Start of INPUT MATERIAL
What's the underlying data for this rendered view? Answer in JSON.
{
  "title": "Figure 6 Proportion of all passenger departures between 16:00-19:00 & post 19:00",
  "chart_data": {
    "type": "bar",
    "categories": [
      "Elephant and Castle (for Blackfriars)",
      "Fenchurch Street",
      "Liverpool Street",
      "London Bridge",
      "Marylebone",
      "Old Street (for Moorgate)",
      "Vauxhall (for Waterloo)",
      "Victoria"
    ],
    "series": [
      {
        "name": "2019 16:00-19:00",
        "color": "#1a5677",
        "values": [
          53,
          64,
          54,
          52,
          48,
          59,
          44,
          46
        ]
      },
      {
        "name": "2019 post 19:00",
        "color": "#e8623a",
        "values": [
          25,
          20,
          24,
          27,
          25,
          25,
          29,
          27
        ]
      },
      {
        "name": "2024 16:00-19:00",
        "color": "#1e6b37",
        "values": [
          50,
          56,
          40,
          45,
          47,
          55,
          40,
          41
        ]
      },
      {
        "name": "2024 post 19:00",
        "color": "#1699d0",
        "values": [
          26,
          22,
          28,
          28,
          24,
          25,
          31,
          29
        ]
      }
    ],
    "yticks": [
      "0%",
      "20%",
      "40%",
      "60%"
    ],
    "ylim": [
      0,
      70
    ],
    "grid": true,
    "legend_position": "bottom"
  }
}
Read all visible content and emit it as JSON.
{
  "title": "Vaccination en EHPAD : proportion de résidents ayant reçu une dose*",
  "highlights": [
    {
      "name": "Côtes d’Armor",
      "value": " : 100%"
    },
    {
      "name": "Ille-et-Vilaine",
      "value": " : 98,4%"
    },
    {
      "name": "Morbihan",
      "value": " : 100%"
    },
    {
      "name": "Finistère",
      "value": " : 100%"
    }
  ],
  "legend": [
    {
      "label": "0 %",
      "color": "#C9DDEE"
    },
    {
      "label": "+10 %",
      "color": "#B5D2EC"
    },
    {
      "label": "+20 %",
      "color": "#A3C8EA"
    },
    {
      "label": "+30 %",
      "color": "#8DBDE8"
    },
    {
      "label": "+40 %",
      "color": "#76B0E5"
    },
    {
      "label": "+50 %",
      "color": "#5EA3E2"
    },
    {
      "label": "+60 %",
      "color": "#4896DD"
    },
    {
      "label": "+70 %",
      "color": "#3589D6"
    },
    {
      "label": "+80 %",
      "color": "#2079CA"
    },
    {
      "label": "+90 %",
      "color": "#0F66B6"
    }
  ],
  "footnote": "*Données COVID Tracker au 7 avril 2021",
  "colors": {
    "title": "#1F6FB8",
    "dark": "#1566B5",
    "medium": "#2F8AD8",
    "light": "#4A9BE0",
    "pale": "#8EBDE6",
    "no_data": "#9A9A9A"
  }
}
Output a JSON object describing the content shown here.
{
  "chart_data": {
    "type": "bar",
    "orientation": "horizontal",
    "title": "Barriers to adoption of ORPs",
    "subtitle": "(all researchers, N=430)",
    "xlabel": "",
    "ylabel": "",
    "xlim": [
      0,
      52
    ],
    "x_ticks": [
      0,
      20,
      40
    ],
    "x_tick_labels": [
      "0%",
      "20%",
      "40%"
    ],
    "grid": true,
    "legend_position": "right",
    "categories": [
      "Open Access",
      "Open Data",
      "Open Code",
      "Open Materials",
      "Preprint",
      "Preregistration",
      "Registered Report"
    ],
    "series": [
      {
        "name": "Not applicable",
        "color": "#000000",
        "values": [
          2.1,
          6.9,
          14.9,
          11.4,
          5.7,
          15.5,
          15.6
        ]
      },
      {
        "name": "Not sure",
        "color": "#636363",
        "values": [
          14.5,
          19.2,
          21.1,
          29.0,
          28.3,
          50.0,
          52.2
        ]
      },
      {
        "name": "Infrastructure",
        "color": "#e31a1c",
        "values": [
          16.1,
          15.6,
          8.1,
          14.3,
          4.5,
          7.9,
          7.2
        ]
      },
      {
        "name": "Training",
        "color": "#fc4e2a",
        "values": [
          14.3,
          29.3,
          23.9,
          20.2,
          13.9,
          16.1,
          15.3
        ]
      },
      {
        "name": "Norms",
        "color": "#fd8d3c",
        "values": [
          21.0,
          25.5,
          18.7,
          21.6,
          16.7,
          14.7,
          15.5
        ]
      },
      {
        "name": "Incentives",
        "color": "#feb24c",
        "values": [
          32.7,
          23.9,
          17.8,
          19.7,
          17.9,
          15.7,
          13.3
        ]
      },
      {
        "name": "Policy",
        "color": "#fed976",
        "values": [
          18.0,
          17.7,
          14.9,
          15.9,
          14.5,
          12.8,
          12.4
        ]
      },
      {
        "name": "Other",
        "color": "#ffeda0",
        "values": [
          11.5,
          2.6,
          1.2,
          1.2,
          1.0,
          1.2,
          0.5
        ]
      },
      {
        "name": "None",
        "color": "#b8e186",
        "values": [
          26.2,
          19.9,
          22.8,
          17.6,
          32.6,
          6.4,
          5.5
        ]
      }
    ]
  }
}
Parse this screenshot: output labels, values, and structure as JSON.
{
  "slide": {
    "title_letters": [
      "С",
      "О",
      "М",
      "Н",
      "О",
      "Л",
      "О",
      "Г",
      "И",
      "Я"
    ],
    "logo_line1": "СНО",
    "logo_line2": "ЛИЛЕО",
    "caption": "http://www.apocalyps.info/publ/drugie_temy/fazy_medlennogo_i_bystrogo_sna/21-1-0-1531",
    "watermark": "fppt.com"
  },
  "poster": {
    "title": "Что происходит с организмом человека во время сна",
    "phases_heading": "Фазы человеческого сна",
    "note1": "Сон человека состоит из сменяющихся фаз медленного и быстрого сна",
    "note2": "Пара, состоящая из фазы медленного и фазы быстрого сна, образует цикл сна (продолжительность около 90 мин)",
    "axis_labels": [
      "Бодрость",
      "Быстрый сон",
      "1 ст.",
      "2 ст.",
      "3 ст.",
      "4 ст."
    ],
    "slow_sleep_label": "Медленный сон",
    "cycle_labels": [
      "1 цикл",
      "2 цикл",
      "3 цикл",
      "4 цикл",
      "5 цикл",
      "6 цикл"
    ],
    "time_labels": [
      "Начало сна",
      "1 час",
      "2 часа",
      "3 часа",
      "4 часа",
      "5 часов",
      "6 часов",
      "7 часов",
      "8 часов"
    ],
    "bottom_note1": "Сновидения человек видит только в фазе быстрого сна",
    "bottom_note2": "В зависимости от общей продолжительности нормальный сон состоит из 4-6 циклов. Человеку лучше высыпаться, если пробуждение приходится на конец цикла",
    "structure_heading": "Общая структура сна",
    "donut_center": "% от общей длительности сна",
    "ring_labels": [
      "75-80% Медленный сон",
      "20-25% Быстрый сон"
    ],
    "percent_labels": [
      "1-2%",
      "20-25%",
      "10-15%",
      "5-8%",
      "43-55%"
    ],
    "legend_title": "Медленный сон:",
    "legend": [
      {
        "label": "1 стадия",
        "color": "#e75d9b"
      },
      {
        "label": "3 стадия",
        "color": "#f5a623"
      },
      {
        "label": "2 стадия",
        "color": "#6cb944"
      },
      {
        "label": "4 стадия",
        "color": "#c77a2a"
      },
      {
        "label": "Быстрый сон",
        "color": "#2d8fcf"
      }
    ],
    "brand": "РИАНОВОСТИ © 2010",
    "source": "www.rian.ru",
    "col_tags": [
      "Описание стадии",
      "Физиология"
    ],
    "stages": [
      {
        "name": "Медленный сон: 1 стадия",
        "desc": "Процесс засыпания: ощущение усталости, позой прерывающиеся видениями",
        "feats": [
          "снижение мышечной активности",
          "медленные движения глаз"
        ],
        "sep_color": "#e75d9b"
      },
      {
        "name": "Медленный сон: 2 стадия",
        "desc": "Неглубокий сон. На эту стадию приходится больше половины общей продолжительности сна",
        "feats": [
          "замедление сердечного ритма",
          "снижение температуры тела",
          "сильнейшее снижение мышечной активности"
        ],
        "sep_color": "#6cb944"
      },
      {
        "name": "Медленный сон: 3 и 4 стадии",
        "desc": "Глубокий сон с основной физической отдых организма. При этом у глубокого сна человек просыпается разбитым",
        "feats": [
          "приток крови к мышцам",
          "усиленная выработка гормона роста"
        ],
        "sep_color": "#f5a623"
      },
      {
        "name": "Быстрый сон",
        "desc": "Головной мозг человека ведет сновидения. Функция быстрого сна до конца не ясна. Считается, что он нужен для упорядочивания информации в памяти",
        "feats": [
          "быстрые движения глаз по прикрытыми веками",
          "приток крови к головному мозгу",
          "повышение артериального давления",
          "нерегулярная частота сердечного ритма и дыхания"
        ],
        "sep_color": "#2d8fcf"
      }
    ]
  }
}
End of INPUT MATERIAL
### SET TASK
Collect the lines of the data that carry the word "Street".

### OUTPUT
      "Fenchurch Street",
      "Liverpool Street",
      "Old Street (for Moorgate)",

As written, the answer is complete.